--- EXTRACT Enclosed Below ---

I suppose you also think _Michelle Remembers _is 100 percent honest-to-god truth.


----------



## xXRonPaul_42020Xx (Mar 21, 2016)

Tranhuviya said:


> @xXRonPaul_42016Xx
> 
> Do you really believe in the "testimonies" of these victims as indisputable fact? If I was a criminal, baby-raping Satanist or no, I'm sure I wouldn't take the little shits up in a hot-air balloon and dig tunnels.  Such actions seem rather...overcomplex, when you could just perform the evil baby-rape satanic rituals out in the back.
> 
> I suppose you also think _Michelle Remembers _is 100 percent honest-to-god truth.



I believe there have been enough overlapping testimonies to confidently say that it is real. Ive never seen read Michelle Remembers but I do know Regina Louf was able to very very accurately describe details of the Dutroux case. 




Look into the Dutroux case and then tell me that organized abuse doesnt exist.


----------



## norrington (Apr 1, 2016)

xXRonPaul_42016Xx said:


> I believe there have been enough overlapping testimonies to confidently say that it is real. Ive never seen read Michelle Remembers but I do know Regina Louf was able to very very accurately describe details of the Dutroux case.
> 
> 
> 
> ...



By that logic, alien abductions, prophetic holy visions, and past life regression are all real. 

On the other hand, I think the  'does some form of Multiple exist or are they just faking' debate is sort of useless, since with any mental illness, at least one verifiable, respected and well-informed psychologist has suggested that  it's made up. I read a really long one about how schizophrenia is self-induced as a way to avoid dealing with the responsibilities of adulthood. 

Frankly, debating whether or not a disease of the mind exists is much less productive than debating whether or not the current method of treatment is helpful or harmful. If psychologists believe it's a disease induced by psychologists, and therefore that acknowledging and continuing to interact with the patient is somehow doing more harm, then they should disavow it. But even if it is created by psychologists, calling it made-up may not be the most effective way to treat it. 

In the end, even if the patient's doing it on purpose, you have to be some kind of psychologically abnormal to do that shit, so you need some kind of treatment regardless; I don't see how figuring out where the alternative personalities are coming from and whether they're genuinely felt or made up is worth while.

Especially considering the fact that our minds can convince us something is true if we think it long and hard enough; the question then becomes whether any individual patient truly considers it real, whether they're distressed by it, whether they're functioning in day to day life with or without it, et cetera. In the end, multiple personalities is probably a delusion under a larger 'general delusion' umbrella, just like clinical lycanthropy is a culturally influenced form of delusional psychosis that is ultimately just an eyecatching subset of regular, non-werewolfy delusional psychoses.

--- End of Enclosed EXTRACT ---
--- SOURCE MATERIAL Enclosed Below ---

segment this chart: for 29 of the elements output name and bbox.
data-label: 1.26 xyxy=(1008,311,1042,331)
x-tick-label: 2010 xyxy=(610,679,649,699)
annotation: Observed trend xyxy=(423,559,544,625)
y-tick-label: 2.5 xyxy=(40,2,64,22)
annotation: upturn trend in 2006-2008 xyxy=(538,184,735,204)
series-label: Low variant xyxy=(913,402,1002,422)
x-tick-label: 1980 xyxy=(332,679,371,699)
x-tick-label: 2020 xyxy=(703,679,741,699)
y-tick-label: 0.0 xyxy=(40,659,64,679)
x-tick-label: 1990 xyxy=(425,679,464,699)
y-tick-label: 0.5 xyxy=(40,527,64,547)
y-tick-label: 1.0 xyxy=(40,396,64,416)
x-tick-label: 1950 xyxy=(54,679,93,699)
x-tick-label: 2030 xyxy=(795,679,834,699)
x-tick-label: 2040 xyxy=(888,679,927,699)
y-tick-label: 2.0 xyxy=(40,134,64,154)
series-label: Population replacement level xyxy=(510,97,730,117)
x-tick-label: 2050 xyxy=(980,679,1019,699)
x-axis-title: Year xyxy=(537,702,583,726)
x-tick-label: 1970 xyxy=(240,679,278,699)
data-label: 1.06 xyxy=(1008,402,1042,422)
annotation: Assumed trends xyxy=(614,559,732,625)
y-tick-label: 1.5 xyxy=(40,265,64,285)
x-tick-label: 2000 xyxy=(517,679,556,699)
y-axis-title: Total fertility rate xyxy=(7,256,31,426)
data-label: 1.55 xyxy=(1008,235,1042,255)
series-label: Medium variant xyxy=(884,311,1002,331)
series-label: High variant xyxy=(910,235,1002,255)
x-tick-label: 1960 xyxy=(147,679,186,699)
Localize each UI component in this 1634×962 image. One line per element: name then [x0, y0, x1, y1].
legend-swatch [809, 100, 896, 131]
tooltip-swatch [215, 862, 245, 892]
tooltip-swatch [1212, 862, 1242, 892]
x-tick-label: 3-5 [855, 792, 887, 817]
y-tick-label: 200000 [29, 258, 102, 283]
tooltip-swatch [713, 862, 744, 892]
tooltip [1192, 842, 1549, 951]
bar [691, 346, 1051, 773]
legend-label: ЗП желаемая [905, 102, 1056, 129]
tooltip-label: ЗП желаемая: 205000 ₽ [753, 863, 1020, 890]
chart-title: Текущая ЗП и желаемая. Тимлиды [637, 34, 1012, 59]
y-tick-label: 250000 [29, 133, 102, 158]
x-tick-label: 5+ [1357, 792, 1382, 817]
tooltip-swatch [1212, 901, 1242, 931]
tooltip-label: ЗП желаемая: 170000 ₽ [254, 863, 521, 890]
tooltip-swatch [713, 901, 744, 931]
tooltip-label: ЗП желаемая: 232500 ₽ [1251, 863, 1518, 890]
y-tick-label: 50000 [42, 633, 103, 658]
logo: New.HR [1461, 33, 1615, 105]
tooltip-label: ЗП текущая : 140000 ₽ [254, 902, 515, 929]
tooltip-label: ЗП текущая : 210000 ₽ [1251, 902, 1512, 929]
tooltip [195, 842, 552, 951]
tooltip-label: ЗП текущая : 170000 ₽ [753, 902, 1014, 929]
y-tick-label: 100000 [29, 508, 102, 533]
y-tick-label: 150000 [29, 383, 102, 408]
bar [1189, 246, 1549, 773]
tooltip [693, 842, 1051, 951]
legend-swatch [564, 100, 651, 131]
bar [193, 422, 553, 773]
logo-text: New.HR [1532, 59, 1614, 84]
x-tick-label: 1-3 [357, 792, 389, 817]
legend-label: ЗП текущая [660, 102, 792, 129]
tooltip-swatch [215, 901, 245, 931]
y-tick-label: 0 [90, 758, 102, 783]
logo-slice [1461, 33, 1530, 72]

--- End of Enclosed SOURCE MATERIAL ---

ACTIVITIES>
A) In the forum thread on multiple personalities, rewrite the passage between "On the other" and "responsibilities of adulthood.", inclusive, replacing "schizophrenia" with "depression".
B) Write the next part of the forum thread on multiple personalities, picking up after its final sentence.

LIST OF ANSWERS>
A)
On the other hand, I think the  'does some form of Multiple exist or are they just faking' debate is sort of useless, since with any mental illness, at least one verifiable, respected and well-informed psychologist has suggested that  it's made up. I read a really long one about how depression is self-induced as a way to avoid dealing with the responsibilities of adulthood.

B)
----------



## Marvin (Apr 1, 2016)

norrington said:


> By that logic, alien abductions, prophetic holy visions, and past life regression are all real.
> 
> On the other hand, I think the  'does some form of Multiple exist or are they just faking' debate is sort of useless, since with any mental illness, at least one verifiable, respected and well-informed psychologist has suggested that  it's made up. I read a really long one about how schizophrenia is self-induced as a way to avoid dealing with the responsibilities of adulthood.
> 
> ...


The question of whether or not it's "real" is another way of saying "is there a possibility they can consciously control (and thus eliminate) it?"

Assuming they can't control it, then our only option is to provide ways to mitigate it.

On the other hand, if it isn't "real", then telling them to grow up might be more effective than justifying their behavior by treating it as a legitimate disorder, one worthy of respect. Giving a fake disorder respect gives crybabies another topic to cry about. "I'm disabled ", they say. If you respond with "you're faking it and we're not going to entertain your delusions", that might just be what's best in that situation.

Not in all situations, of course. It's a complex topic. Like it might be worth being more considerate of, say, addicts. Sure addiction is physically controllable, but it's incredibly difficult to control, so maybe it might be helpful to be less judgmental and more considerate when dealing with addicts.

I think about this a lot because I wonder about the ethics of using placebos as treatments. I am always arguing against goofy alt medicine, and a common response is "well if it helps improve their lives, who are you to tell them it's not real??"

And that argument can be hard to respond to.


----------



## norrington (Apr 1, 2016)

Marvin said:


> The question of whether or not it's "real" is another way of saying "is there a possibility they can consciously control (and thus eliminate) it?"
> 
> Assuming they can't control it, then our only option is to provide ways to mitigate it.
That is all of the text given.